* **Direction**: Leave out the pictures and reproduce all of the data exactly.
[Start of Input records]
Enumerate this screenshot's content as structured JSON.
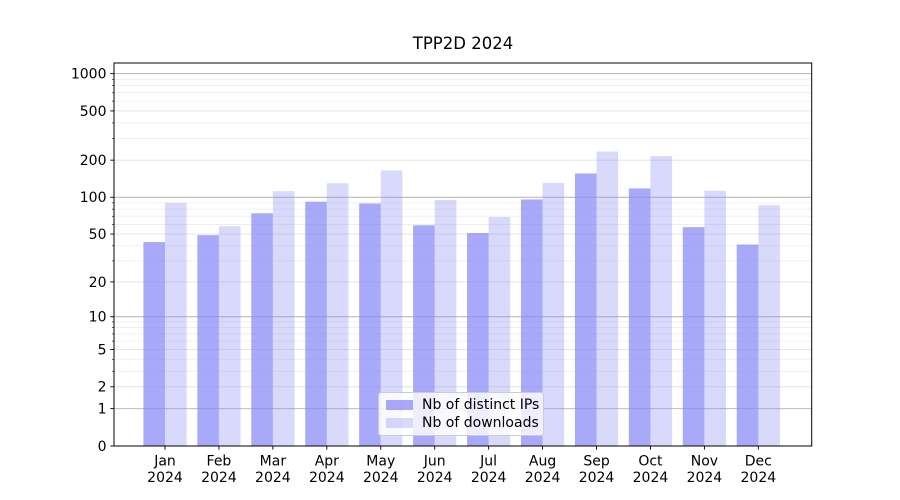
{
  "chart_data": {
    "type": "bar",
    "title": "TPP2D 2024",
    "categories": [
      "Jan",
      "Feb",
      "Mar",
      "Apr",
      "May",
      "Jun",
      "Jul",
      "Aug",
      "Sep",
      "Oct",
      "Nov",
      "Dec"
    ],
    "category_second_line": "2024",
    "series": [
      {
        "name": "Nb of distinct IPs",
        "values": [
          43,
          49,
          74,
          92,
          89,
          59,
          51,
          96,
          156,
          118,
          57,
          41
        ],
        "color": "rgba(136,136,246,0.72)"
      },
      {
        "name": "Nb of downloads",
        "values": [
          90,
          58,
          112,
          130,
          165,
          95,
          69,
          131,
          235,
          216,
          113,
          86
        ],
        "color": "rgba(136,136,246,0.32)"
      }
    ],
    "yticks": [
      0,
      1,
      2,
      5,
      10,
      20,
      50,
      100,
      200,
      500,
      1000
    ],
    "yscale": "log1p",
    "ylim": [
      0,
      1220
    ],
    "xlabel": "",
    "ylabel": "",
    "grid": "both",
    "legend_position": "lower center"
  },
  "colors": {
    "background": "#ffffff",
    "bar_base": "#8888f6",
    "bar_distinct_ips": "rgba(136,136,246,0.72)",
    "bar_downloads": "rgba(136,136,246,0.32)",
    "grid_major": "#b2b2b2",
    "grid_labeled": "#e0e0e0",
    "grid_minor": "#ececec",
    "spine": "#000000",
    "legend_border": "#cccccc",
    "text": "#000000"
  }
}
[End of Input records]
* **Correct result**:
Enumerate this screenshot's content as structured JSON.
{
  "chart_data": {
    "type": "bar",
    "title": "TPP2D 2024",
    "categories": [
      "Jan",
      "Feb",
      "Mar",
      "Apr",
      "May",
      "Jun",
      "Jul",
      "Aug",
      "Sep",
      "Oct",
      "Nov",
      "Dec"
    ],
    "category_second_line": "2024",
    "series": [
      {
        "name": "Nb of distinct IPs",
        "values": [
          43,
          49,
          74,
          92,
          89,
          59,
          51,
          96,
          156,
          118,
          57,
          41
        ],
        "color": "rgba(136,136,246,0.72)"
      },
      {
        "name": "Nb of downloads",
        "values": [
          90,
          58,
          112,
          130,
          165,
          95,
          69,
          131,
          235,
          216,
          113,
          86
        ],
        "color": "rgba(136,136,246,0.32)"
      }
    ],
    "yticks": [
      0,
      1,
      2,
      5,
      10,
      20,
      50,
      100,
      200,
      500,
      1000
    ],
    "yscale": "log1p",
    "ylim": [
      0,
      1220
    ],
    "xlabel": "",
    "ylabel": "",
    "grid": "both",
    "legend_position": "lower center"
  },
  "colors": {
    "background": "#ffffff",
    "bar_base": "#8888f6",
    "bar_distinct_ips": "rgba(136,136,246,0.72)",
    "bar_downloads": "rgba(136,136,246,0.32)",
    "grid_major": "#b2b2b2",
    "grid_labeled": "#e0e0e0",
    "grid_minor": "#ececec",
    "spine": "#000000",
    "legend_border": "#cccccc",
    "text": "#000000"
  }
}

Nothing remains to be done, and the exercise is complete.